Creo que a estas alturas empieza a haber un consenso: no es, no son problemas parciales, no son nuevas teorías localizadas en puntos o temas concretos. Es un fenómeno más bien de transformación de la perspectiva del conjunto, de hermenéutica por tanto; una mutación transversal a todo el universo del pensamiento.

El campo del conocimiento humano se está ampliando inimaginablemente, como nunca antes en la historia de la humanidad. Recordamos el entusiasmo –rayano en el éxtasis contemplativo- de Teilhard de Chardin, hace sólo medio siglo, que tantas veces tematizó esta transformación del pensamiento humano, cuando apenas lo estaba adivinando anticipadamente con su capacidad visionaria. Hoy se ha ampliado el campo del conocimiento humano de un modo incomparablemente mayor. Si hasta finales del siglo XIX –y para muchos teólogos, hasta toda la primera mitad del XX- la edad estimada de la humanidad era de unos seis mil años, hoy la paleontología nos habla de al menos un millón de años de presencia de la humanidad en el planeta, o tal vez de 6 ó de 7 millones. Una tremenda «ampliación temporal» (Queiruga) de la perspectiva nos hace ahora conocer la formación del planeta, del cosmos, de la raza humana, de su pensamiento, de las civilizaciones, de su religiosidad. Una casi inabarcable acumulación de datos ancestrales que durante toda nuestra historia, no sólo no conocíamos, sino que ni siquiera imaginábamos que pudieran haberse dado.

Se está ampliando también espacialmente: san Pablo pudo pensar que había llegado a los confines del mundo, y en la Edad Media europea pudo el cristianismo pensar que había sido predicado el Evangelio hasta los extremos más remotos de la tierra, en lo que hoy nos parece que se reduce a una pequeña parcela de un mundo cuya población, por otra parte, se ha multiplicado exponencialmente en el siglo pasado. Hoy conocemos la tradición cristiana como «una más» entre otras muchas, y a estas muchas las conocemos con una intensidad y una calidad de las que nunca antes habíamos gozado.

Se está ampliando también la dimensión de profundidad: a estas alturas de la historia se va acumulando la visión crítica de las anteriores etapas históricas, y nada lo podemos ya mirar ingenuamente. Los intereses ocultos, no sólo ajenos sino también propios, nos saltan a la conciencia como interrogantes críticos que todo lo someten a la «hermenéutica de la sospecha». Lo que siempre fue tradición indiscutible, aceptada sumisamente, hoy comienza a ser visto «simplemente como tradición», como tradiciones que se acepta resignada o gozosamente porque también cumplen su papel de producción de sentido, pero ya no como valores o realidades objetivas incontestables.

Y se está ampliando, finalmente, la «velocidad de la fermentación». El mundo humano ha sido siempre un hervidero de ideas y movimientos, un laboratorio en ebullición. Pero su velocidad de procesamiento se ha multiplicado ahora exponencialmente: la intercomunicación mundial, que alcanza ya a muchas partes del globo, en lapsos de tiempo mínimos o incluso simultáneos, más la aplicación de las técnicas informáticas y telemáticas al tratamiento de la información, hacen que el cúmulo de conocimientos se duplique en un lapso de tiempo mucho menor que anteriormente, y la evolución del pensamiento hace viejas las ideas de ayer mismo.

= = = = = = =

- OBJETIVOS:
1/ Según el texto sobre la ampliación del conocimiento humano, ¿qué edad se le estimaba a la humanidad hasta finales del siglo XIX?
2/ Prosigue el texto sobre la ampliación del conocimiento humano a partir de su último párrafo.
Los datos son un material independiente del texto.

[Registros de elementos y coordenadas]

= = = = = = =

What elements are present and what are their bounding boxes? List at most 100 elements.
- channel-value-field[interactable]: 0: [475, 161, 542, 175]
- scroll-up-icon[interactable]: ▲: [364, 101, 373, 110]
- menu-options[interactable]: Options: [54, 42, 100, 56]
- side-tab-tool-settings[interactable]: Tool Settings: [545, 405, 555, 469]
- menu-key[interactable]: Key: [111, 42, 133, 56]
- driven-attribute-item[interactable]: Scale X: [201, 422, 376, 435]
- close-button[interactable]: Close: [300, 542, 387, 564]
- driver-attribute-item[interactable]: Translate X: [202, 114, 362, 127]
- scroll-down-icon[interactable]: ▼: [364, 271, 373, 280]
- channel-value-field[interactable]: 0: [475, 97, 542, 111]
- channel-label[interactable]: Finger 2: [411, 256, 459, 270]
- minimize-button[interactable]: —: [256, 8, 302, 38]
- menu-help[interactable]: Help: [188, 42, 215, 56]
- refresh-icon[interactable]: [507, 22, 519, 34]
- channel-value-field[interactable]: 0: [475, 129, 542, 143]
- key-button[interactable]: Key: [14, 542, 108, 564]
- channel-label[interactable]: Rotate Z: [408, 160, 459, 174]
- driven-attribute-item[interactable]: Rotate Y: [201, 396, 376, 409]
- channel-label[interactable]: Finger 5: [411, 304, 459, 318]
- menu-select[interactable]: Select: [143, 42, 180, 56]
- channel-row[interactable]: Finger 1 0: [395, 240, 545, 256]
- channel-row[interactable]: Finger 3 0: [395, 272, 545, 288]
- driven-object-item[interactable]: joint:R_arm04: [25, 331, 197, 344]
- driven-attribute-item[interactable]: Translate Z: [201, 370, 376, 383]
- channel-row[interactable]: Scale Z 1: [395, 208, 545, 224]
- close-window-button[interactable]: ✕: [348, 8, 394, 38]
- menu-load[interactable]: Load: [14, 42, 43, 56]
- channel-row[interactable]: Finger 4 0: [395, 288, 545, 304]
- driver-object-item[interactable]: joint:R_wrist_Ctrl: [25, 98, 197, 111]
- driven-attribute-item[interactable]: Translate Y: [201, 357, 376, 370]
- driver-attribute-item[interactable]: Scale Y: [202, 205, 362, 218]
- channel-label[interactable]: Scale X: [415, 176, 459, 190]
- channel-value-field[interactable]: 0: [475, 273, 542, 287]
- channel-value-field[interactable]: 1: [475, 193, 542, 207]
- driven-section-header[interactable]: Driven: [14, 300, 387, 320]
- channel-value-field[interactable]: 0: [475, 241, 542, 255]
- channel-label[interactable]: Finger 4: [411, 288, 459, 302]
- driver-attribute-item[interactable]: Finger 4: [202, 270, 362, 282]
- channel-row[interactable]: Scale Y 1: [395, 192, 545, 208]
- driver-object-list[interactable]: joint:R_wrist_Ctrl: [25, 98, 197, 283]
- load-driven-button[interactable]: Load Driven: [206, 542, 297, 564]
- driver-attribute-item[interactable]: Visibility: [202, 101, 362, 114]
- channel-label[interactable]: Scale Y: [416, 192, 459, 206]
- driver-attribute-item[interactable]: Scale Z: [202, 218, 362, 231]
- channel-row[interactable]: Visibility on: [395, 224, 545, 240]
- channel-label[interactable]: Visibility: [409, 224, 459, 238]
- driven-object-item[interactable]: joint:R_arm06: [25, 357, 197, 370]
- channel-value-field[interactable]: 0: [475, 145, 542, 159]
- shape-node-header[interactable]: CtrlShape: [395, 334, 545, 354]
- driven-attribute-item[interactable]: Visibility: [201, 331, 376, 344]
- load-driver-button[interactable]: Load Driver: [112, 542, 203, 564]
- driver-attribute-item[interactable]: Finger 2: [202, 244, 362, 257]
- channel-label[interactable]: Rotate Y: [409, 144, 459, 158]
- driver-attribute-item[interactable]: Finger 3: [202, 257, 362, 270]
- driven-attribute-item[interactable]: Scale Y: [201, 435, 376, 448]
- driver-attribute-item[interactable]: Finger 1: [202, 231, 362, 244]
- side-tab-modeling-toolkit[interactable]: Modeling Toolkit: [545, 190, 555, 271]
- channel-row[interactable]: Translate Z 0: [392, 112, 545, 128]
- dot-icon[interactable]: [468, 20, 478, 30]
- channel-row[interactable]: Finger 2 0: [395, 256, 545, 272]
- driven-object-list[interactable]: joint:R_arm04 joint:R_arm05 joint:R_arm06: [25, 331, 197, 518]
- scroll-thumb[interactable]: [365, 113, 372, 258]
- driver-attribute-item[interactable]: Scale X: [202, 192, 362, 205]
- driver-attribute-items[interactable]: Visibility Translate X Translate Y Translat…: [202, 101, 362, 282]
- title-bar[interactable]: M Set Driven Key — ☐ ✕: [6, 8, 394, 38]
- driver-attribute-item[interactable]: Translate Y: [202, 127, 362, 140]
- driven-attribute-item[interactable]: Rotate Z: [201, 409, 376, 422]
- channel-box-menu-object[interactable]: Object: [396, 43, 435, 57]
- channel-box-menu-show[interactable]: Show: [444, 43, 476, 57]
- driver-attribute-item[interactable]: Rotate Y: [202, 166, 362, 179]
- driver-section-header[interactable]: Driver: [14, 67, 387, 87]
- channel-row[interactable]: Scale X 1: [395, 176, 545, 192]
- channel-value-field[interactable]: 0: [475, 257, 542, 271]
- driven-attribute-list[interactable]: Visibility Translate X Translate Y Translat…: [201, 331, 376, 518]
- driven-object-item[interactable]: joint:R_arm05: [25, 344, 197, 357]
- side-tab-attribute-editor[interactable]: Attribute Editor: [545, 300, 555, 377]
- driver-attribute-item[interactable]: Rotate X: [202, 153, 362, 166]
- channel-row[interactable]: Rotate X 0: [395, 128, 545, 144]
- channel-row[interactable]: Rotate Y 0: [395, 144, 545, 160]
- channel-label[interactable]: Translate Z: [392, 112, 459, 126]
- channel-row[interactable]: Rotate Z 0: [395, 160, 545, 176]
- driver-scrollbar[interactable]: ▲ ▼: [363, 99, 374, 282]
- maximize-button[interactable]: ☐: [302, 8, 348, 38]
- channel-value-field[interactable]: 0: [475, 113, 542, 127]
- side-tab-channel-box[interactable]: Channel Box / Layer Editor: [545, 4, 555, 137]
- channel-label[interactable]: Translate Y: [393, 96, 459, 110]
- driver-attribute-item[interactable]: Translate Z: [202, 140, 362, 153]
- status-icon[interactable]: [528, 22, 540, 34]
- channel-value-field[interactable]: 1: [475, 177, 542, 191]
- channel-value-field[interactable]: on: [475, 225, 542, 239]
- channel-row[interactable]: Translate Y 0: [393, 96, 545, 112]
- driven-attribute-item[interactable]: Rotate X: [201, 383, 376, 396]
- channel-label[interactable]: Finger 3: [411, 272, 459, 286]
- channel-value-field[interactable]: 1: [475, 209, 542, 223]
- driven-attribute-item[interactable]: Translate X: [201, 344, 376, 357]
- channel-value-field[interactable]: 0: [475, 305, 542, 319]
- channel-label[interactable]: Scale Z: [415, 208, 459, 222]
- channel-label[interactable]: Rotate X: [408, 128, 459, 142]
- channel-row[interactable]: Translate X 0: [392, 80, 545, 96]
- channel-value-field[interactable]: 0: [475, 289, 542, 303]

= = = = = = =

- RESPUESTAS:
1/ Unos seis mil años.

2/
Esto es lo que nos ha llevado al «cambio de época». No es posible arreglar el vestido viejo con más remedios. Es vino nuevo lo que se necesita para los odres nuevos, que ya están ahí, clamando por una nueva visión «a la altura de los tiempos».

¿Qué significa todo esto referido a la Vida Religiosa?

Pues significa que también para la VR esta época es nueva, y que no podrá caminar ágilmente por ella si no se hace a sí misma un vestido nuevo, en vez de intentar poner más remiendos al viejo hábito secular. Y que está en un impase es algo obvio, al menos en el primer mundo. Lo evidencian dos factores: el colapso del número de vocaciones y la insistencia generalizada en que “esta figura histórica de VR está agotada”. Se atribuye a Tillard aquella confesión: «Hay algo indiscutible: si no somos los últimos religiosos, somos inexorablemente los últimos testimonios de un cierto modo de vivir la vida consagrada».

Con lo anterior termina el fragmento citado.